What this task involves | Gather, from the listing beneath this task, every line holding the string "subtitle".

Records provided |

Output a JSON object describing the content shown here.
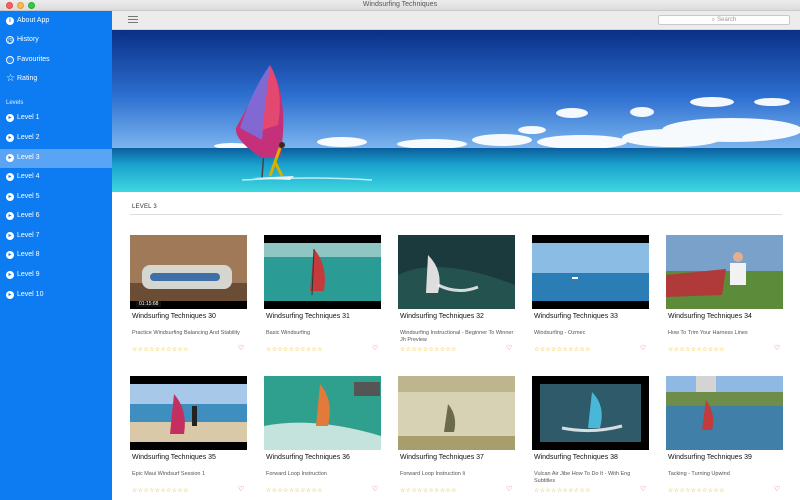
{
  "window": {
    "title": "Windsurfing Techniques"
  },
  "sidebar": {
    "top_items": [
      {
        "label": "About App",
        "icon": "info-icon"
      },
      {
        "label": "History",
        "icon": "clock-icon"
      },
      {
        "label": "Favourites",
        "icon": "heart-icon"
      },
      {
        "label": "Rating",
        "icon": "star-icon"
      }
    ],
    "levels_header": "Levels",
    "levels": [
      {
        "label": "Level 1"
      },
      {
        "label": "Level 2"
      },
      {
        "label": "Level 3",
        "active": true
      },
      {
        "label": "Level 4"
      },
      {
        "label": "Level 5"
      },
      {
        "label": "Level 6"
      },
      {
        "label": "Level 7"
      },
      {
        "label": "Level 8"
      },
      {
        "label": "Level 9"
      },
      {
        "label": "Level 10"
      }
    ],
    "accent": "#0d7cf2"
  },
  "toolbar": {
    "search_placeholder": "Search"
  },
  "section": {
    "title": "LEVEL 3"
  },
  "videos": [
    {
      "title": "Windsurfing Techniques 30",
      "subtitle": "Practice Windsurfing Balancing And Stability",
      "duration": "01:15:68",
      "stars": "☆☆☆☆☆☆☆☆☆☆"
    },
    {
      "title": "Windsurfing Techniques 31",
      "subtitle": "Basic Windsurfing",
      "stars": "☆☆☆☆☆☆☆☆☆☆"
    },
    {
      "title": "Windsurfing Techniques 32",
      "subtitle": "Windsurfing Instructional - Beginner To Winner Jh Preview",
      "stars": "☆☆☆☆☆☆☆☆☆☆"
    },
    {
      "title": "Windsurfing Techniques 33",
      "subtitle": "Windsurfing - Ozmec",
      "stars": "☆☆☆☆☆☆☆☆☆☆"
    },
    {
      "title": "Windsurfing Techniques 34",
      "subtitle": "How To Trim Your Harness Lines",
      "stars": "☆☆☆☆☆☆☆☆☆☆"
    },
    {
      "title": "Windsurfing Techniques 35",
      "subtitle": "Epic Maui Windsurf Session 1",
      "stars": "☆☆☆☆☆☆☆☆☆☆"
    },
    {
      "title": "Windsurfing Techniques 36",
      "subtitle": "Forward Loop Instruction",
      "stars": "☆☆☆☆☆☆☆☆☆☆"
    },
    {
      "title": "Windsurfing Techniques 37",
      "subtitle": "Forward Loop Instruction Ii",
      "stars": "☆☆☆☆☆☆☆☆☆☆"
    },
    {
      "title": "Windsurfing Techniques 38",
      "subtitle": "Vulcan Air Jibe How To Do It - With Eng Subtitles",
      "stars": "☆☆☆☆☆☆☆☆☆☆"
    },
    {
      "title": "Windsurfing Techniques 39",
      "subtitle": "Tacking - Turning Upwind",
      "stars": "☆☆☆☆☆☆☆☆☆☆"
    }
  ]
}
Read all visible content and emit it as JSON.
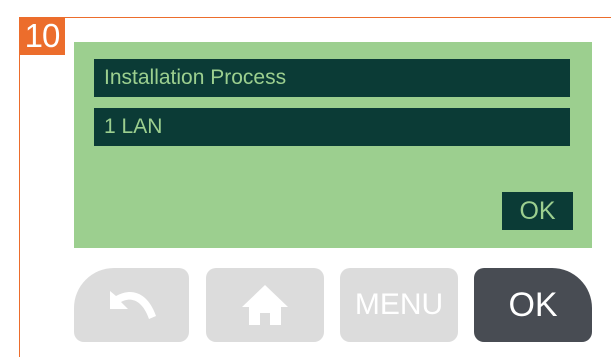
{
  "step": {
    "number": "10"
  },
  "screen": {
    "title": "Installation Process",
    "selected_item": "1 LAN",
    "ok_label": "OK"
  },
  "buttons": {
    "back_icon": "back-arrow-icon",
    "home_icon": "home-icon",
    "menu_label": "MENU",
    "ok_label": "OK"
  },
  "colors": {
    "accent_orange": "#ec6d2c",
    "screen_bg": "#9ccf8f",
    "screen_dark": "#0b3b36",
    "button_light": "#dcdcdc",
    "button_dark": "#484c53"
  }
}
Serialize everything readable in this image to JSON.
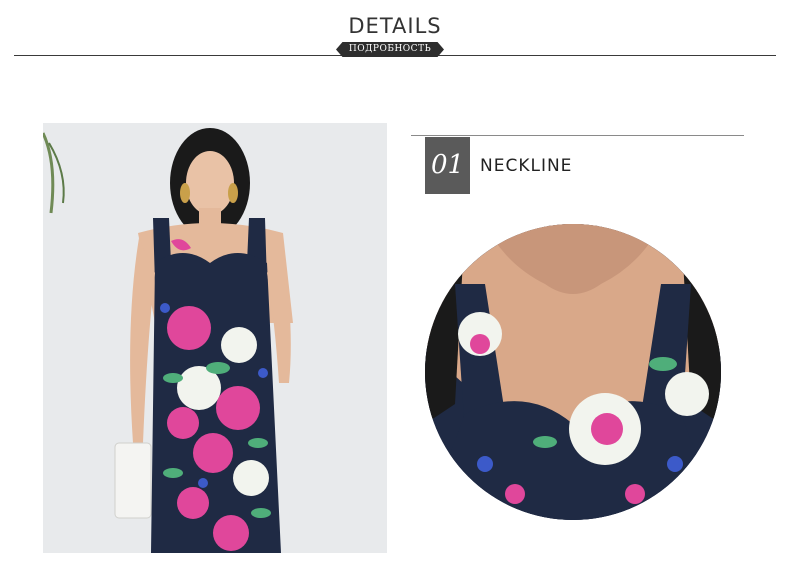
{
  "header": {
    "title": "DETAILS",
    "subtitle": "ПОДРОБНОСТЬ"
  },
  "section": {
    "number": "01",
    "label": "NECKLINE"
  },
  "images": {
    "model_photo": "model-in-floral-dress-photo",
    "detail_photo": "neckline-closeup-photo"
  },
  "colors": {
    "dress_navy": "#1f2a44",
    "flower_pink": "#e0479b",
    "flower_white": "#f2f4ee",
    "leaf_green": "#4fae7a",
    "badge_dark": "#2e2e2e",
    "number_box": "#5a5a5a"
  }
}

Finished answer |
      "subtitle": "Practice Windsurfing Balancing And Stability",
      "subtitle": "Basic Windsurfing",
      "subtitle": "Windsurfing Instructional - Beginner To Winner Jh Preview",
      "subtitle": "Windsurfing - Ozmec",
      "subtitle": "How To Trim Your Harness Lines",
      "subtitle": "Epic Maui Windsurf Session 1",
      "subtitle": "Forward Loop Instruction",
      "subtitle": "Forward Loop Instruction Ii",
      "subtitle": "Vulcan Air Jibe How To Do It - With Eng Subtitles",
      "subtitle": "Tacking - Turning Upwind",
    "subtitle": "ПОДРОБНОСТЬ"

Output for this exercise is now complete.